## [Exercise goal]
Identify each line in the records below that contains the word "baseline", and copy it.

## [Material provided]
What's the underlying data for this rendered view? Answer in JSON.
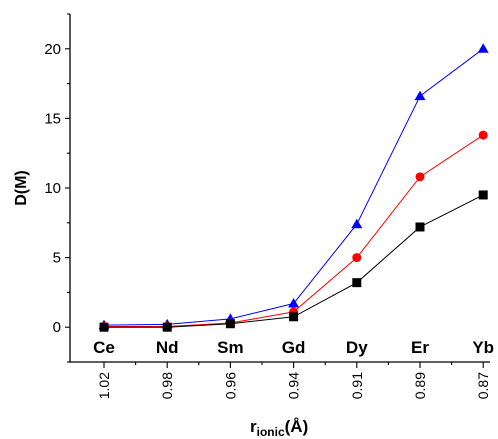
{
  "chart_data": {
    "type": "line",
    "categories": [
      "Ce",
      "Nd",
      "Sm",
      "Gd",
      "Dy",
      "Er",
      "Yb"
    ],
    "x_labels": [
      "1.02",
      "0.98",
      "0.96",
      "0.94",
      "0.91",
      "0.89",
      "0.87"
    ],
    "ylabel": "D(M)",
    "xlabel_main": "r",
    "xlabel_sub": "ionic",
    "xlabel_unit": "(Å)",
    "yticks": [
      "0",
      "5",
      "10",
      "15",
      "20"
    ],
    "ylim": [
      -2.5,
      22.5
    ],
    "grid": false,
    "legend": "none",
    "series": [
      {
        "marker": "triangle",
        "color": "#0000ff",
        "values": [
          0.15,
          0.2,
          0.6,
          1.7,
          7.4,
          16.6,
          20.0
        ]
      },
      {
        "marker": "circle",
        "color": "#ff0000",
        "values": [
          0.05,
          0.05,
          0.3,
          1.1,
          5.0,
          10.8,
          13.8
        ]
      },
      {
        "marker": "square",
        "color": "#000000",
        "values": [
          0.0,
          0.0,
          0.25,
          0.75,
          3.2,
          7.2,
          9.5
        ]
      }
    ]
  }
}
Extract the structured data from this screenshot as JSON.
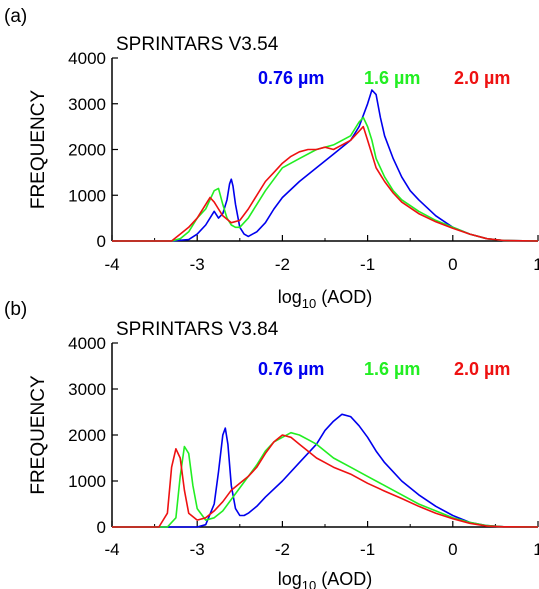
{
  "chart_data": [
    {
      "type": "line",
      "panel_label": "(a)",
      "title": "SPRINTARS V3.54",
      "xlabel": "log10 (AOD)",
      "xlabel_main": "log",
      "xlabel_sub": "10",
      "xlabel_rest": " (AOD)",
      "ylabel": "FREQUENCY",
      "xlim": [
        -4,
        1
      ],
      "ylim": [
        0,
        4000
      ],
      "xticks": [
        -4,
        -3,
        -2,
        -1,
        0,
        1
      ],
      "yticks": [
        0,
        1000,
        2000,
        3000,
        4000
      ],
      "xticks_labels": [
        "-4",
        "-3",
        "-2",
        "-1",
        "0",
        "1"
      ],
      "yticks_labels": [
        "0",
        "1000",
        "2000",
        "3000",
        "4000"
      ],
      "grid": false,
      "legend_position": "top-right",
      "series": [
        {
          "name": "0.76 µm",
          "color": "#0000ee",
          "x": [
            -4,
            -3.3,
            -3.1,
            -3.0,
            -2.9,
            -2.85,
            -2.8,
            -2.75,
            -2.7,
            -2.65,
            -2.62,
            -2.6,
            -2.58,
            -2.55,
            -2.5,
            -2.45,
            -2.4,
            -2.3,
            -2.2,
            -2.1,
            -2.0,
            -1.8,
            -1.6,
            -1.4,
            -1.2,
            -1.1,
            -1.0,
            -0.95,
            -0.9,
            -0.85,
            -0.8,
            -0.7,
            -0.6,
            -0.5,
            -0.4,
            -0.2,
            0.0,
            0.2,
            0.4,
            0.6,
            1.0
          ],
          "y": [
            0,
            0,
            30,
            150,
            350,
            500,
            650,
            500,
            600,
            900,
            1250,
            1350,
            1200,
            800,
            300,
            150,
            100,
            200,
            400,
            700,
            950,
            1300,
            1600,
            1900,
            2200,
            2500,
            3000,
            3300,
            3200,
            2700,
            2300,
            1800,
            1400,
            1100,
            900,
            550,
            300,
            150,
            50,
            10,
            0
          ]
        },
        {
          "name": "1.6 µm",
          "color": "#22ee22",
          "x": [
            -4,
            -3.3,
            -3.2,
            -3.1,
            -3.0,
            -2.9,
            -2.8,
            -2.75,
            -2.7,
            -2.65,
            -2.6,
            -2.55,
            -2.5,
            -2.4,
            -2.3,
            -2.2,
            -2.1,
            -2.0,
            -1.8,
            -1.6,
            -1.4,
            -1.2,
            -1.1,
            -1.05,
            -1.0,
            -0.95,
            -0.9,
            -0.8,
            -0.7,
            -0.6,
            -0.4,
            -0.2,
            0.0,
            0.2,
            0.4,
            0.6,
            1.0
          ],
          "y": [
            0,
            0,
            50,
            200,
            500,
            700,
            1100,
            1150,
            800,
            500,
            350,
            300,
            300,
            500,
            800,
            1100,
            1350,
            1600,
            1800,
            2000,
            2100,
            2300,
            2600,
            2700,
            2500,
            2200,
            1800,
            1400,
            1100,
            900,
            650,
            450,
            300,
            150,
            50,
            10,
            0
          ]
        },
        {
          "name": "2.0 µm",
          "color": "#ee1111",
          "x": [
            -4,
            -3.3,
            -3.2,
            -3.1,
            -3.0,
            -2.9,
            -2.85,
            -2.8,
            -2.75,
            -2.7,
            -2.6,
            -2.5,
            -2.4,
            -2.3,
            -2.2,
            -2.1,
            -2.0,
            -1.9,
            -1.8,
            -1.7,
            -1.6,
            -1.5,
            -1.4,
            -1.3,
            -1.2,
            -1.1,
            -1.05,
            -1.0,
            -0.95,
            -0.9,
            -0.8,
            -0.7,
            -0.6,
            -0.4,
            -0.2,
            0.0,
            0.2,
            0.4,
            0.6,
            1.0
          ],
          "y": [
            0,
            0,
            150,
            300,
            500,
            800,
            950,
            850,
            700,
            550,
            400,
            450,
            700,
            1000,
            1300,
            1500,
            1700,
            1850,
            1950,
            2000,
            2000,
            2050,
            2000,
            2100,
            2200,
            2400,
            2500,
            2200,
            1900,
            1600,
            1300,
            1050,
            850,
            600,
            420,
            280,
            150,
            50,
            10,
            0
          ]
        }
      ]
    },
    {
      "type": "line",
      "panel_label": "(b)",
      "title": "SPRINTARS V3.84",
      "xlabel": "log10 (AOD)",
      "xlabel_main": "log",
      "xlabel_sub": "10",
      "xlabel_rest": " (AOD)",
      "ylabel": "FREQUENCY",
      "xlim": [
        -4,
        1
      ],
      "ylim": [
        0,
        4000
      ],
      "xticks": [
        -4,
        -3,
        -2,
        -1,
        0,
        1
      ],
      "yticks": [
        0,
        1000,
        2000,
        3000,
        4000
      ],
      "xticks_labels": [
        "-4",
        "-3",
        "-2",
        "-1",
        "0",
        "1"
      ],
      "yticks_labels": [
        "0",
        "1000",
        "2000",
        "3000",
        "4000"
      ],
      "grid": false,
      "legend_position": "top-right",
      "series": [
        {
          "name": "0.76 µm",
          "color": "#0000ee",
          "x": [
            -4,
            -3.0,
            -2.9,
            -2.8,
            -2.75,
            -2.7,
            -2.67,
            -2.64,
            -2.6,
            -2.55,
            -2.5,
            -2.45,
            -2.4,
            -2.3,
            -2.2,
            -2.0,
            -1.8,
            -1.6,
            -1.5,
            -1.4,
            -1.3,
            -1.2,
            -1.1,
            -1.0,
            -0.9,
            -0.8,
            -0.7,
            -0.6,
            -0.4,
            -0.2,
            0.0,
            0.2,
            0.4,
            0.6,
            1.0
          ],
          "y": [
            0,
            0,
            50,
            500,
            1200,
            2000,
            2150,
            1800,
            900,
            400,
            250,
            250,
            300,
            450,
            650,
            1000,
            1400,
            1800,
            2100,
            2300,
            2450,
            2400,
            2200,
            1950,
            1650,
            1400,
            1200,
            1000,
            700,
            450,
            250,
            100,
            30,
            5,
            0
          ]
        },
        {
          "name": "1.6 µm",
          "color": "#22ee22",
          "x": [
            -4,
            -3.35,
            -3.25,
            -3.2,
            -3.15,
            -3.1,
            -3.05,
            -3.0,
            -2.9,
            -2.8,
            -2.7,
            -2.6,
            -2.5,
            -2.4,
            -2.3,
            -2.2,
            -2.1,
            -2.0,
            -1.9,
            -1.8,
            -1.7,
            -1.6,
            -1.5,
            -1.4,
            -1.2,
            -1.0,
            -0.8,
            -0.6,
            -0.4,
            -0.2,
            0.0,
            0.2,
            0.4,
            0.6,
            1.0
          ],
          "y": [
            0,
            0,
            200,
            1100,
            1750,
            1600,
            900,
            400,
            150,
            200,
            350,
            600,
            850,
            1100,
            1350,
            1650,
            1850,
            1950,
            2050,
            2000,
            1900,
            1800,
            1650,
            1500,
            1300,
            1100,
            900,
            700,
            500,
            350,
            200,
            100,
            30,
            5,
            0
          ]
        },
        {
          "name": "2.0 µm",
          "color": "#ee1111",
          "x": [
            -4,
            -3.45,
            -3.35,
            -3.3,
            -3.25,
            -3.2,
            -3.15,
            -3.1,
            -3.0,
            -2.9,
            -2.8,
            -2.7,
            -2.6,
            -2.5,
            -2.4,
            -2.3,
            -2.2,
            -2.1,
            -2.0,
            -1.9,
            -1.8,
            -1.7,
            -1.6,
            -1.5,
            -1.4,
            -1.2,
            -1.0,
            -0.8,
            -0.6,
            -0.4,
            -0.2,
            0.0,
            0.2,
            0.4,
            0.6,
            1.0
          ],
          "y": [
            0,
            0,
            300,
            1300,
            1700,
            1500,
            800,
            300,
            150,
            200,
            350,
            550,
            800,
            950,
            1100,
            1300,
            1600,
            1850,
            2000,
            1950,
            1800,
            1650,
            1500,
            1400,
            1300,
            1150,
            950,
            780,
            620,
            450,
            300,
            180,
            80,
            20,
            5,
            0
          ]
        }
      ]
    }
  ]
}
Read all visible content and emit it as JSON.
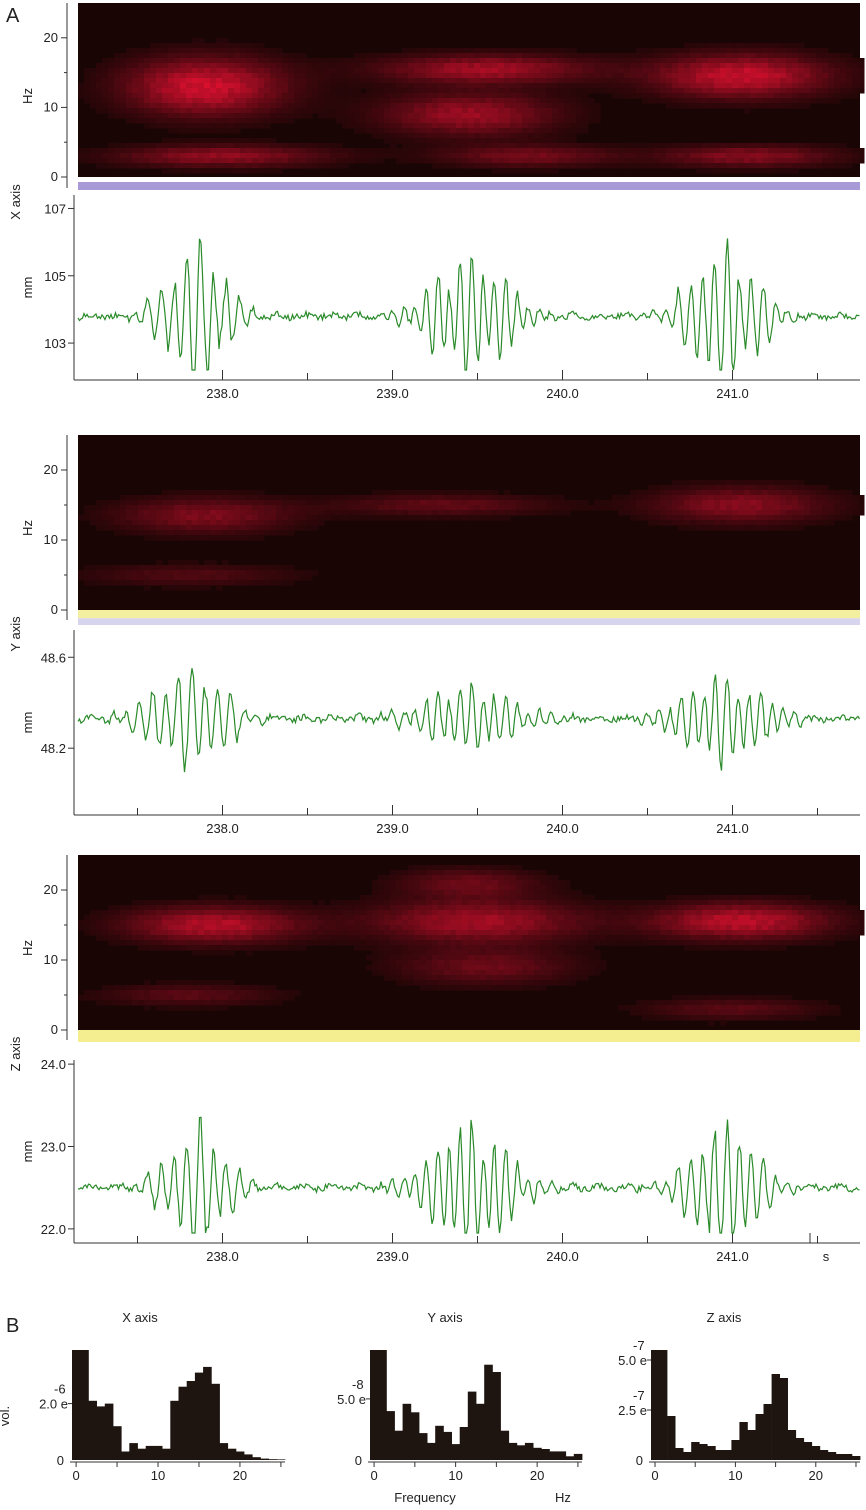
{
  "panels": {
    "a": "A",
    "b": "B"
  },
  "units": {
    "hz": "Hz",
    "mm": "mm",
    "seconds": "s"
  },
  "colors": {
    "spectrogram_bg": "#1a0505",
    "spectrogram_hot": "#e01030",
    "trace": "#2a8a2a",
    "bar": "#1e1410",
    "x_strip": "#a89ad6",
    "y_strip_top": "#f2f0a0",
    "y_strip_bottom": "#d8d4ee",
    "z_strip": "#f4ee90"
  },
  "time_ticks": [
    "238.0",
    "239.0",
    "240.0",
    "241.0"
  ],
  "chart_data": [
    {
      "type": "heatmap",
      "id": "spec_x",
      "axis_label": "X axis",
      "ylabel": "Hz",
      "y_ticks": [
        "0",
        "10",
        "20"
      ],
      "ylim": [
        0,
        25
      ],
      "xlim": [
        237.15,
        241.75
      ],
      "bands": [
        {
          "t": 237.9,
          "f": 13,
          "wt": 0.45,
          "wf": 4,
          "a": 1.0
        },
        {
          "t": 239.55,
          "f": 15.5,
          "wt": 0.6,
          "wf": 2,
          "a": 0.75
        },
        {
          "t": 239.45,
          "f": 9,
          "wt": 0.5,
          "wf": 3,
          "a": 0.7
        },
        {
          "t": 241.05,
          "f": 14.5,
          "wt": 0.5,
          "wf": 3,
          "a": 0.95
        },
        {
          "t": 238.0,
          "f": 3,
          "wt": 0.6,
          "wf": 1.5,
          "a": 0.65
        },
        {
          "t": 239.8,
          "f": 3,
          "wt": 0.5,
          "wf": 1.5,
          "a": 0.5
        },
        {
          "t": 241.1,
          "f": 3,
          "wt": 0.5,
          "wf": 1.5,
          "a": 0.6
        }
      ]
    },
    {
      "type": "line",
      "id": "trace_x",
      "ylabel": "mm",
      "y_ticks": [
        "103",
        "105",
        "107"
      ],
      "y_tick_values": [
        103,
        105,
        107
      ],
      "ylim": [
        102.2,
        107.4
      ],
      "baseline": 103.8,
      "bursts": [
        {
          "t": 237.85,
          "amp": 3.2,
          "w": 0.22,
          "f": 13
        },
        {
          "t": 239.45,
          "amp": 2.6,
          "w": 0.3,
          "f": 15
        },
        {
          "t": 240.95,
          "amp": 3.1,
          "w": 0.25,
          "f": 14
        }
      ]
    },
    {
      "type": "heatmap",
      "id": "spec_y",
      "axis_label": "Y axis",
      "ylabel": "Hz",
      "y_ticks": [
        "0",
        "10",
        "20"
      ],
      "ylim": [
        0,
        25
      ],
      "xlim": [
        237.15,
        241.75
      ],
      "bands": [
        {
          "t": 237.9,
          "f": 13.5,
          "wt": 0.5,
          "wf": 2.5,
          "a": 0.55
        },
        {
          "t": 239.3,
          "f": 15,
          "wt": 0.6,
          "wf": 1.5,
          "a": 0.4
        },
        {
          "t": 241.05,
          "f": 15,
          "wt": 0.5,
          "wf": 2.5,
          "a": 0.6
        },
        {
          "t": 237.8,
          "f": 5,
          "wt": 0.6,
          "wf": 1.5,
          "a": 0.3
        }
      ]
    },
    {
      "type": "line",
      "id": "trace_y",
      "ylabel": "mm",
      "y_ticks": [
        "48.2",
        "48.6"
      ],
      "y_tick_values": [
        48.2,
        48.6
      ],
      "ylim": [
        47.95,
        48.72
      ],
      "baseline": 48.33,
      "bursts": [
        {
          "t": 237.8,
          "amp": 0.34,
          "w": 0.28,
          "f": 13
        },
        {
          "t": 239.45,
          "amp": 0.22,
          "w": 0.35,
          "f": 15
        },
        {
          "t": 240.95,
          "amp": 0.3,
          "w": 0.3,
          "f": 15
        }
      ]
    },
    {
      "type": "heatmap",
      "id": "spec_z",
      "axis_label": "Z axis",
      "ylabel": "Hz",
      "y_ticks": [
        "0",
        "10",
        "20"
      ],
      "ylim": [
        0,
        25
      ],
      "xlim": [
        237.15,
        241.75
      ],
      "bands": [
        {
          "t": 237.95,
          "f": 15,
          "wt": 0.5,
          "wf": 2.5,
          "a": 0.85
        },
        {
          "t": 239.5,
          "f": 15.5,
          "wt": 0.6,
          "wf": 3,
          "a": 0.75
        },
        {
          "t": 239.45,
          "f": 21,
          "wt": 0.4,
          "wf": 2,
          "a": 0.45
        },
        {
          "t": 239.55,
          "f": 9,
          "wt": 0.5,
          "wf": 2.5,
          "a": 0.45
        },
        {
          "t": 241.05,
          "f": 15.5,
          "wt": 0.5,
          "wf": 2.5,
          "a": 0.9
        },
        {
          "t": 237.8,
          "f": 5,
          "wt": 0.5,
          "wf": 1.5,
          "a": 0.35
        },
        {
          "t": 241.0,
          "f": 3,
          "wt": 0.5,
          "wf": 1.5,
          "a": 0.35
        }
      ]
    },
    {
      "type": "line",
      "id": "trace_z",
      "ylabel": "mm",
      "y_ticks": [
        "22.0",
        "23.0",
        "24.0"
      ],
      "y_tick_values": [
        22.0,
        23.0,
        24.0
      ],
      "ylim": [
        21.95,
        24.05
      ],
      "baseline": 22.5,
      "bursts": [
        {
          "t": 237.85,
          "amp": 1.1,
          "w": 0.22,
          "f": 13
        },
        {
          "t": 239.45,
          "amp": 1.2,
          "w": 0.3,
          "f": 15
        },
        {
          "t": 240.95,
          "amp": 1.2,
          "w": 0.25,
          "f": 14
        }
      ]
    },
    {
      "type": "bar",
      "id": "hist_x",
      "title": "X axis",
      "y_tick_label": "2.0 e",
      "y_exponent": "-6",
      "y_tick_value": 2.0,
      "ylabel_fragment": "vol.",
      "xlim": [
        -0.5,
        25.5
      ],
      "ylim": [
        0,
        3.9
      ],
      "x_ticks": [
        "0",
        "10",
        "20"
      ],
      "x_tick_values": [
        0,
        10,
        20
      ],
      "values": [
        3.9,
        3.9,
        2.1,
        1.9,
        2.0,
        1.2,
        0.3,
        0.6,
        0.4,
        0.5,
        0.5,
        0.4,
        2.1,
        2.6,
        2.8,
        3.1,
        3.3,
        2.7,
        0.6,
        0.4,
        0.3,
        0.2,
        0.1,
        0.05,
        0.03,
        0.02
      ]
    },
    {
      "type": "bar",
      "id": "hist_y",
      "title": "Y axis",
      "y_tick_label": "5.0 e",
      "y_exponent": "-8",
      "y_tick_value": 5.0,
      "xlim": [
        -0.5,
        25.5
      ],
      "ylim": [
        0,
        9.0
      ],
      "x_ticks": [
        "0",
        "10",
        "20"
      ],
      "x_tick_values": [
        0,
        10,
        20
      ],
      "xlabel": "Frequency",
      "xunit": "Hz",
      "values": [
        9.0,
        9.0,
        4.0,
        2.4,
        4.6,
        3.9,
        2.2,
        1.4,
        2.8,
        2.3,
        1.3,
        2.7,
        5.6,
        4.6,
        7.8,
        7.2,
        2.4,
        1.4,
        1.2,
        1.4,
        1.0,
        0.9,
        0.7,
        0.7,
        0.3,
        0.5
      ]
    },
    {
      "type": "bar",
      "id": "hist_z",
      "title": "Z axis",
      "y_tick_label": "2.5 e",
      "y_exponent": "-7",
      "y_tick_value": 2.5,
      "y_tick2_label": "5.0 e",
      "y_exponent2": "-7",
      "y_tick2_value": 5.0,
      "xlim": [
        -0.5,
        25.5
      ],
      "ylim": [
        0,
        5.5
      ],
      "x_ticks": [
        "0",
        "10",
        "20"
      ],
      "x_tick_values": [
        0,
        10,
        20
      ],
      "values": [
        5.5,
        5.5,
        2.2,
        0.6,
        0.4,
        0.9,
        0.8,
        0.7,
        0.5,
        0.5,
        1.0,
        1.9,
        1.5,
        2.3,
        2.8,
        4.3,
        4.1,
        1.5,
        1.1,
        0.9,
        0.7,
        0.5,
        0.4,
        0.3,
        0.3,
        0.2
      ]
    }
  ]
}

## [The reply]
      "baseline": 103.8,
      "baseline": 48.33,
      "baseline": 22.5,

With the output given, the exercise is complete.